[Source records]

####################

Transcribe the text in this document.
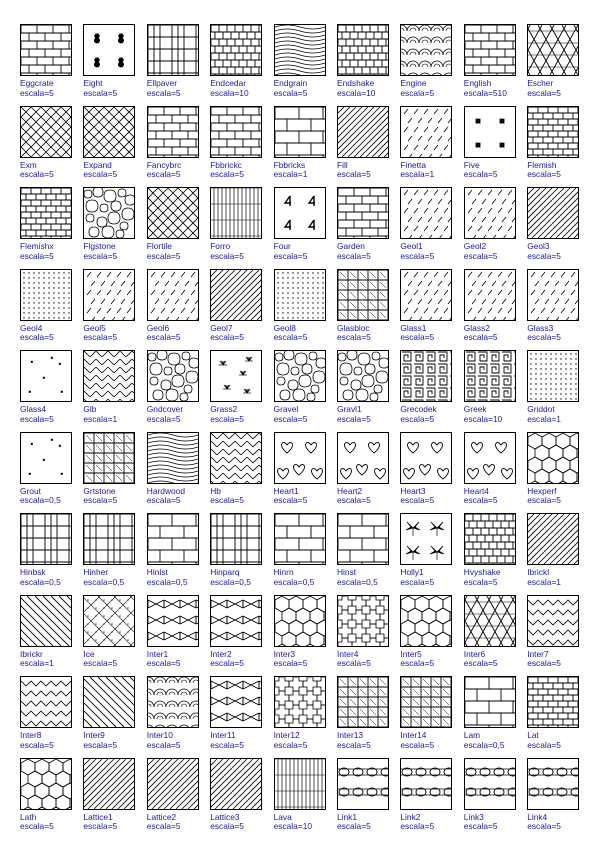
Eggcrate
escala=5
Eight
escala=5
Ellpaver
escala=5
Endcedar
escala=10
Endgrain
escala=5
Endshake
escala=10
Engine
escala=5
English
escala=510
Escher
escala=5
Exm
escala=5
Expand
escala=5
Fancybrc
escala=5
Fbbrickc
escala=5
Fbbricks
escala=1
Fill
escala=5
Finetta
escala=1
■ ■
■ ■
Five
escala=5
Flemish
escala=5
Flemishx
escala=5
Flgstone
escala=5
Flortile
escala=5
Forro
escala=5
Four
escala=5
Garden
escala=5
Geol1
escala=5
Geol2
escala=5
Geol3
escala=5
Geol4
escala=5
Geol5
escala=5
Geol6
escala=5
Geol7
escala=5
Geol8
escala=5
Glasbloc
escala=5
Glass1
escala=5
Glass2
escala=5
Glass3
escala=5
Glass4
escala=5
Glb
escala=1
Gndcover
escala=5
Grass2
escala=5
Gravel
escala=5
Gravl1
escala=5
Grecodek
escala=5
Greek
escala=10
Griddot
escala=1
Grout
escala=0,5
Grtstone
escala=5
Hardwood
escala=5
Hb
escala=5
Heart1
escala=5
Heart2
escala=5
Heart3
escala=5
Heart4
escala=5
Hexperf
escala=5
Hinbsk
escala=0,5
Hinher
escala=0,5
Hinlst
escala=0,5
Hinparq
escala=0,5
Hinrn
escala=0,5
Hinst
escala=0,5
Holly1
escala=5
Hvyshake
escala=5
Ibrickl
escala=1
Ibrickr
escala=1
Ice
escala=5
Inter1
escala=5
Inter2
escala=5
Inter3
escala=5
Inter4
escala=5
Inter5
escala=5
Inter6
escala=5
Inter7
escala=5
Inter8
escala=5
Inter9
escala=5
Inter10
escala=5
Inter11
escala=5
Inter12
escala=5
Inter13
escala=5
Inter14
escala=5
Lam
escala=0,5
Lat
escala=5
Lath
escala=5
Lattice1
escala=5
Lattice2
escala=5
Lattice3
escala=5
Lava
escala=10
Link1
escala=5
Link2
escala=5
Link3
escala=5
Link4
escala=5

####################

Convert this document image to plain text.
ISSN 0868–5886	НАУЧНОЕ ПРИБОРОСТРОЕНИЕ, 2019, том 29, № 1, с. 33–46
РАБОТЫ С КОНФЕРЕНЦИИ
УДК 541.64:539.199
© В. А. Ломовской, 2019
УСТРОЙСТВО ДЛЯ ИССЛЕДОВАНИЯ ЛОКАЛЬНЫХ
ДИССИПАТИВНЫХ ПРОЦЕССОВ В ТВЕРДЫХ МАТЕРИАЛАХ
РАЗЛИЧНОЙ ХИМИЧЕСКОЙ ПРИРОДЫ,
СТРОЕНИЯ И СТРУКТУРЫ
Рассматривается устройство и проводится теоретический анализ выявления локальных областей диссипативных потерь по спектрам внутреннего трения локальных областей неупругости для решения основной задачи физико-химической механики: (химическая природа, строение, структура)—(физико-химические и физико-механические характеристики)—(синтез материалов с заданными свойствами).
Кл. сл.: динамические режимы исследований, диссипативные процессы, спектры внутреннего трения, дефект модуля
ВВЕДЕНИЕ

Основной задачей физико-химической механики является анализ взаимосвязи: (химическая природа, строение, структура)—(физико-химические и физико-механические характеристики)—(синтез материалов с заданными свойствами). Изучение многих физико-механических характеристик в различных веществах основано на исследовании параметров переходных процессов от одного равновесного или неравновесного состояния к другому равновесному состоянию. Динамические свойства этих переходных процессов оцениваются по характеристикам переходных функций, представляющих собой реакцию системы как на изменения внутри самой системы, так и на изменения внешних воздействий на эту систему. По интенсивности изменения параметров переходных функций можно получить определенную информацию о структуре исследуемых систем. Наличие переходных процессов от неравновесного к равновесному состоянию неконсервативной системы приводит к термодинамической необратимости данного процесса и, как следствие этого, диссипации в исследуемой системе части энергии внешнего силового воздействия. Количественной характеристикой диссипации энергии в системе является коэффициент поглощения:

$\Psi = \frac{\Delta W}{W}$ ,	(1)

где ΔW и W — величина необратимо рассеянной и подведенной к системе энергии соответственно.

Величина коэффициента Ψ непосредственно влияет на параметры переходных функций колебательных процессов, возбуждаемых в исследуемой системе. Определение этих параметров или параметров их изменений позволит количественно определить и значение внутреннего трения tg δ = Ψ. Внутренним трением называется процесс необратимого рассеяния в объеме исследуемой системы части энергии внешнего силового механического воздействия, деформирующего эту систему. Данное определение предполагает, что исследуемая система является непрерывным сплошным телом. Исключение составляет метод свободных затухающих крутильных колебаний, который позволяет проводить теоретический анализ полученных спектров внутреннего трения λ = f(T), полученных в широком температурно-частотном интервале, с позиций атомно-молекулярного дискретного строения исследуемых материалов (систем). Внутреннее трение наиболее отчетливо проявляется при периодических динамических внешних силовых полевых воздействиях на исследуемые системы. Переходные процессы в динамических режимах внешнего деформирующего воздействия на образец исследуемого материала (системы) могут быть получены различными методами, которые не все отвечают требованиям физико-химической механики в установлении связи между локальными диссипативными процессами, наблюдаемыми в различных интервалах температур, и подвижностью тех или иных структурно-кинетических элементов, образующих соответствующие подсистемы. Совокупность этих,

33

####################

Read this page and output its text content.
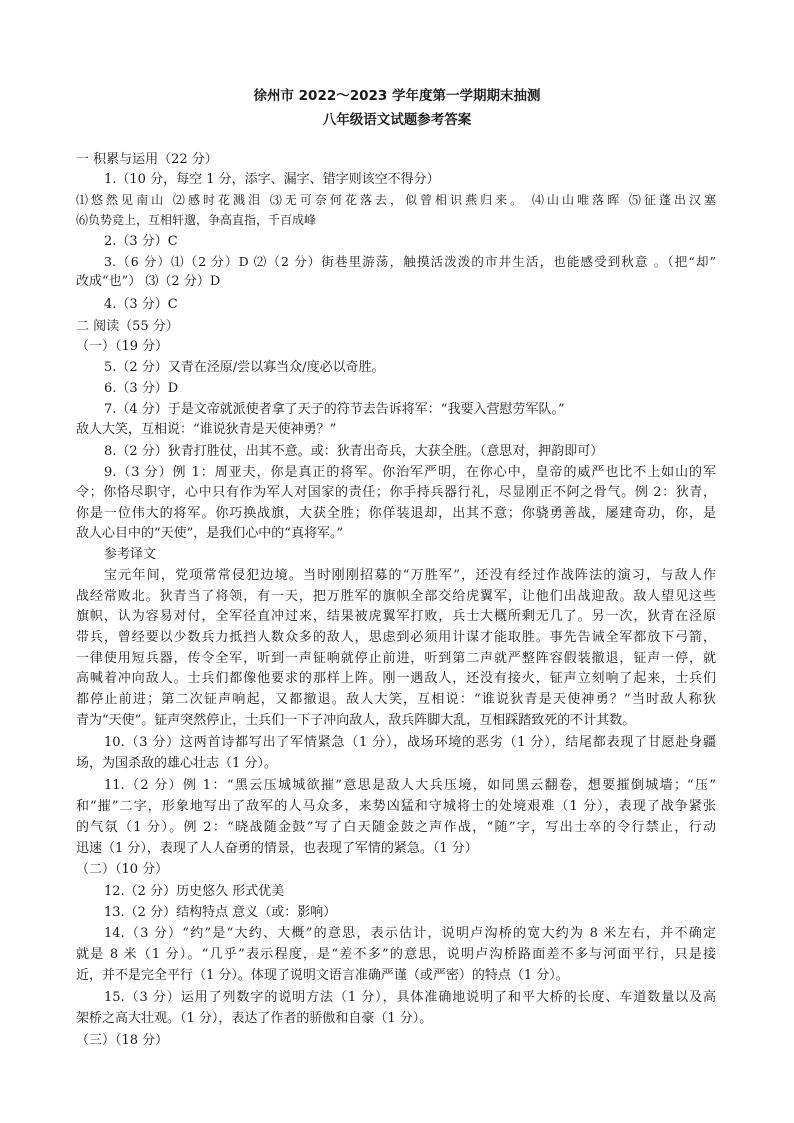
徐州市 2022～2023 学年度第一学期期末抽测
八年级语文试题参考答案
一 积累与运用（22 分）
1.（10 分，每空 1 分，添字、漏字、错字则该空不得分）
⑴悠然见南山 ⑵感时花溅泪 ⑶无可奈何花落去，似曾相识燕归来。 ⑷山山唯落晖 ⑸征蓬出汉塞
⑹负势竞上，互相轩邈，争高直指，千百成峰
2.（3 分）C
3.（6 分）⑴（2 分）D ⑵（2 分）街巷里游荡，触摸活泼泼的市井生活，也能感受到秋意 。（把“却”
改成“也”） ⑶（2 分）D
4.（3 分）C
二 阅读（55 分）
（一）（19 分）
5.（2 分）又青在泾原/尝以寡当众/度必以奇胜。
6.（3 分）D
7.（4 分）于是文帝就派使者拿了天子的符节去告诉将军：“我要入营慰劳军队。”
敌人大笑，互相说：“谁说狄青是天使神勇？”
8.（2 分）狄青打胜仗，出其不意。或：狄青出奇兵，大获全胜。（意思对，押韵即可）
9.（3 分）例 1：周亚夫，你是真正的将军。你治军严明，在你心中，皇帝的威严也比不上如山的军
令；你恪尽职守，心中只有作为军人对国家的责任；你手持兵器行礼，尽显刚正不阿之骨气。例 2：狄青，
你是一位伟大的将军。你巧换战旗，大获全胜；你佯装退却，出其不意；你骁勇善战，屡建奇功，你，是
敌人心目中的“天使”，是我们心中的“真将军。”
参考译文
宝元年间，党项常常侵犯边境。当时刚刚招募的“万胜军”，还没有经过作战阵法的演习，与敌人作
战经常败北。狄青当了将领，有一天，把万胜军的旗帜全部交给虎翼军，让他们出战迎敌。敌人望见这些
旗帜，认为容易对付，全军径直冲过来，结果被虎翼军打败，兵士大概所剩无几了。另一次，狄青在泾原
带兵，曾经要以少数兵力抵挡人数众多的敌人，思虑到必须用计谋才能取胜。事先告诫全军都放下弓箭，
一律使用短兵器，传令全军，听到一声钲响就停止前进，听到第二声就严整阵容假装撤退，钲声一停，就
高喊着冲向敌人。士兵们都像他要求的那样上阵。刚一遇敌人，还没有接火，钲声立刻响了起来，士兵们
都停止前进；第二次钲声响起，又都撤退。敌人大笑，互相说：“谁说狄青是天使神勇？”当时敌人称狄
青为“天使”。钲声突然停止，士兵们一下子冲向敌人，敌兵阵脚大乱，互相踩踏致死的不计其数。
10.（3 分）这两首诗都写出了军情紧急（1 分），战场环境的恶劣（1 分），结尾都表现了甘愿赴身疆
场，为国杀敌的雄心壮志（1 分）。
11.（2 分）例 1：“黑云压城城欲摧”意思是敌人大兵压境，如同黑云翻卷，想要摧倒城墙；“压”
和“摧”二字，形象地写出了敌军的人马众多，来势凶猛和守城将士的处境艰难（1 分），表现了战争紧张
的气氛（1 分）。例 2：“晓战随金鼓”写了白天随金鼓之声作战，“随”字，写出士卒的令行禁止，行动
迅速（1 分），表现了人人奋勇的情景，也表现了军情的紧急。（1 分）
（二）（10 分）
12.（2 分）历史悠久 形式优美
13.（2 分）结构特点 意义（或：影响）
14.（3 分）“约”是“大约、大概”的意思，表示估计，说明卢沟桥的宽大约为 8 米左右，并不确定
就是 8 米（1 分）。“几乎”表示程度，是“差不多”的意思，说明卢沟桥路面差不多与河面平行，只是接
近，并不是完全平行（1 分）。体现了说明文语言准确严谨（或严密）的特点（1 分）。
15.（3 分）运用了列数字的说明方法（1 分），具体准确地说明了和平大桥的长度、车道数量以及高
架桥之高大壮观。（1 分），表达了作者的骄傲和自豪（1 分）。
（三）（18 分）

####################

▸ **Set task**: Go through the listing above and return every line where the word "document" occurs.

▸ **Complete output**:
Transcribe the text in this document.
Convert this document image to plain text.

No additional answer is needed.